GOAL: Using the listing below, report all lines holding the word "非选择题".

>> START EXTRACTED ENTRIES

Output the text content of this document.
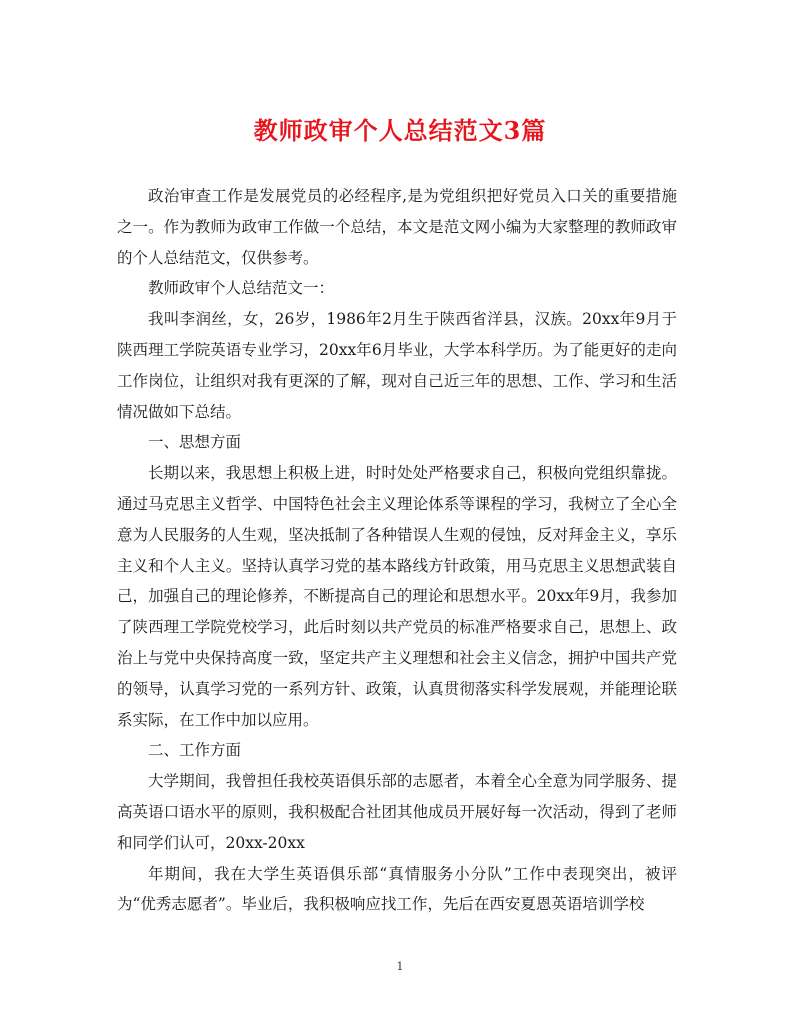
教师政审个人总结范文3篇

政治审查工作是发展党员的必经程序,是为党组织把好党员入口关的重要措施之一。作为教师为政审工作做一个总结，本文是范文网小编为大家整理的教师政审的个人总结范文，仅供参考。

教师政审个人总结范文一：

我叫李润丝，女，26岁，1986年2月生于陕西省洋县，汉族。20xx年9月于陕西理工学院英语专业学习，20xx年6月毕业，大学本科学历。为了能更好的走向工作岗位，让组织对我有更深的了解，现对自己近三年的思想、工作、学习和生活情况做如下总结。

一、思想方面

长期以来，我思想上积极上进，时时处处严格要求自己，积极向党组织靠拢。通过马克思主义哲学、中国特色社会主义理论体系等课程的学习，我树立了全心全意为人民服务的人生观，坚决抵制了各种错误人生观的侵蚀，反对拜金主义，享乐主义和个人主义。坚持认真学习党的基本路线方针政策，用马克思主义思想武装自己，加强自己的理论修养，不断提高自己的理论和思想水平。20xx年9月，我参加了陕西理工学院党校学习，此后时刻以共产党员的标准严格要求自己，思想上、政治上与党中央保持高度一致，坚定共产主义理想和社会主义信念，拥护中国共产党的领导，认真学习党的一系列方针、政策，认真贯彻落实科学发展观，并能理论联系实际，在工作中加以应用。

二、工作方面

大学期间，我曾担任我校英语俱乐部的志愿者，本着全心全意为同学服务、提高英语口语水平的原则，我积极配合社团其他成员开展好每一次活动，得到了老师和同学们认可，20xx-20xx

年期间，我在大学生英语俱乐部“真情服务小分队”工作中表现突出，被评为“优秀志愿者”。毕业后，我积极响应找工作，先后在西安夏恩英语培训学校

1
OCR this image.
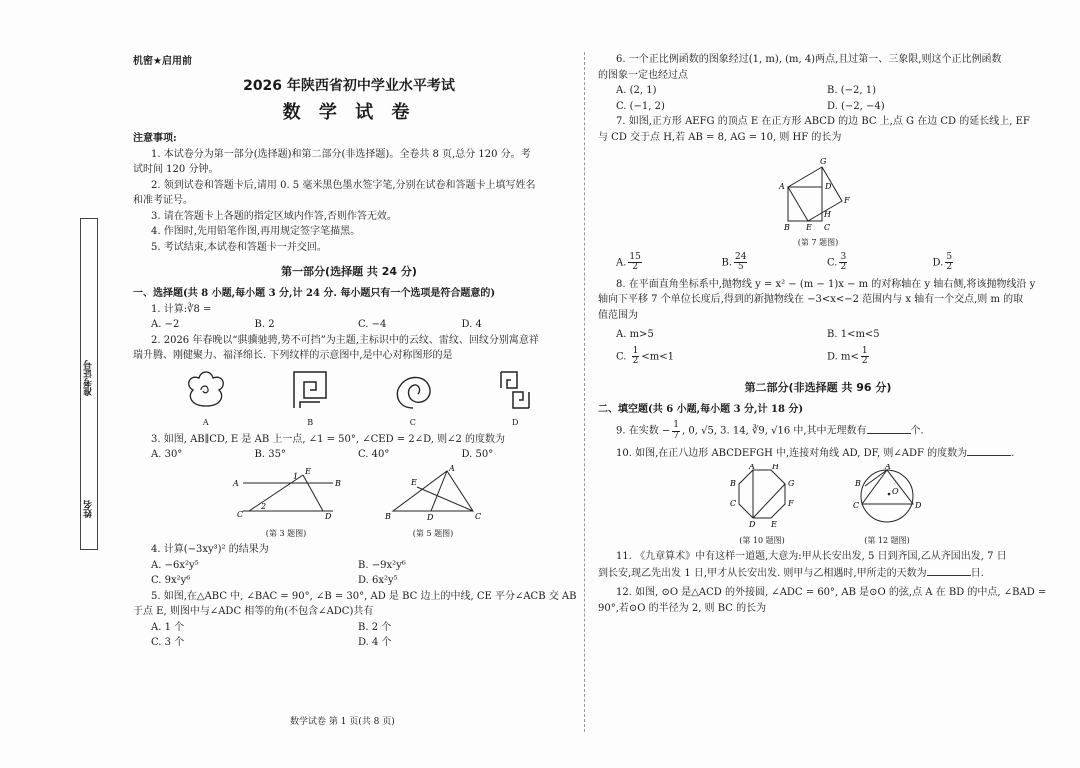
准考证号
姓名

机密★启用前

2026 年陕西省初中学业水平考试

数 学 试 卷

注意事项:

1. 本试卷分为第一部分(选择题)和第二部分(非选择题)。全卷共 8 页,总分 120 分。考

试时间 120 分钟。

2. 领到试卷和答题卡后,请用 0. 5 毫米黑色墨水签字笔,分别在试卷和答题卡上填写姓名

和准考证号。

3. 请在答题卡上各题的指定区域内作答,否则作答无效。

4. 作图时,先用铅笔作图,再用规定签字笔描黑。

5. 考试结束,本试卷和答题卡一并交回。

第一部分(选择题 共 24 分)

一、选择题(共 8 小题,每小题 3 分,计 24 分. 每小题只有一个选项是符合题意的)

1. 计算:∛8 =

A. −2	B. 2	C. −4	D. 4

2. 2026 年春晚以“骐骥驰骋,势不可挡”为主题,主标识中的云纹、雷纹、回纹分别寓意祥

瑞升腾、刚健聚力、福泽绵长. 下列纹样的示意图中,是中心对称图形的是

A	B	C	D

3. 如图, AB∥CD, E 是 AB 上一点, ∠1 = 50°, ∠CED = 2∠D, 则∠2 的度数为

A. 30°	B. 35°	C. 40°	D. 50°
A	B
C	D
E
1
2
(第 3 题图)
A
B	C
D
E
(第 5 题图)

4. 计算(−3xy³)² 的结果为

A. −6x²y⁵	B. −9x²y⁶
C. 9x²y⁶	D. 6x²y⁵

5. 如图,在△ABC 中, ∠BAC = 90°, ∠B = 30°, AD 是 BC 边上的中线, CE 平分∠ACB 交 AB

于点 E, 则图中与∠ADC 相等的角(不包含∠ADC)共有

A. 1 个	B. 2 个
C. 3 个	D. 4 个
数学试卷 第 1 页(共 8 页)

6. 一个正比例函数的图象经过(1, m), (m, 4)两点,且过第一、三象限,则这个正比例函数

的图象一定也经过点

A. (2, 1)	B. (−2, 1)
C. (−1, 2)	D. (−2, −4)

7. 如图,正方形 AEFG 的顶点 E 在正方形 ABCD 的边 BC 上,点 G 在边 CD 的延长线上, EF

与 CD 交于点 H,若 AB = 8, AG = 10, 则 HF 的长为

A
B	C
D
E
F
G
H
(第 7 题图)
A. $\frac{15}{2}$	B. $\frac{24}{5}$	C. $\frac{3}{2}$	D. $\frac{5}{2}$

8. 在平面直角坐标系中,抛物线 y = x² − (m − 1)x − m 的对称轴在 y 轴右侧,将该抛物线沿 y

轴向下平移 7 个单位长度后,得到的新抛物线在 −3<x<−2 范围内与 x 轴有一个交点,则 m 的取

值范围为

A. m>5	B. 1<m<5
C. $\frac{1}{2} <m<1$	D. $m< \frac{1}{2}$

第二部分(非选择题 共 96 分)

二、填空题(共 6 小题,每小题 3 分,计 18 分)

9. 在实数 − $\frac{1}{7}$ , 0, √5, 3. 14, ∛9, √16 中,其中无理数有	个.

10. 如图,在正八边形 ABCDEFGH 中,连接对角线 AD, DF, 则∠ADF 的度数为	.

A
B
C
D E
F
G
H
(第 10 题图)
A
B
C	D
O
(第 12 题图)

11. 《九章算术》中有这样一道题,大意为:甲从长安出发, 5 日到齐国,乙从齐国出发, 7 日

到长安,现乙先出发 1 日,甲才从长安出发. 则甲与乙相遇时,甲所走的天数为	日.

12. 如图, ⊙O 是△ACD 的外接圆, ∠ADC = 60°, AB 是⊙O 的弦,点 A 在 BD 的中点, ∠BAD =

90°,若⊙O 的半径为 2, 则 BC 的长为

>> END EXTRACTED ENTRIES

EXERCISE RESPONSE:
1. 本试卷分为第一部分(选择题)和第二部分(非选择题)。全卷共 8 页,总分 120 分。考
第二部分(非选择题 共 96 分)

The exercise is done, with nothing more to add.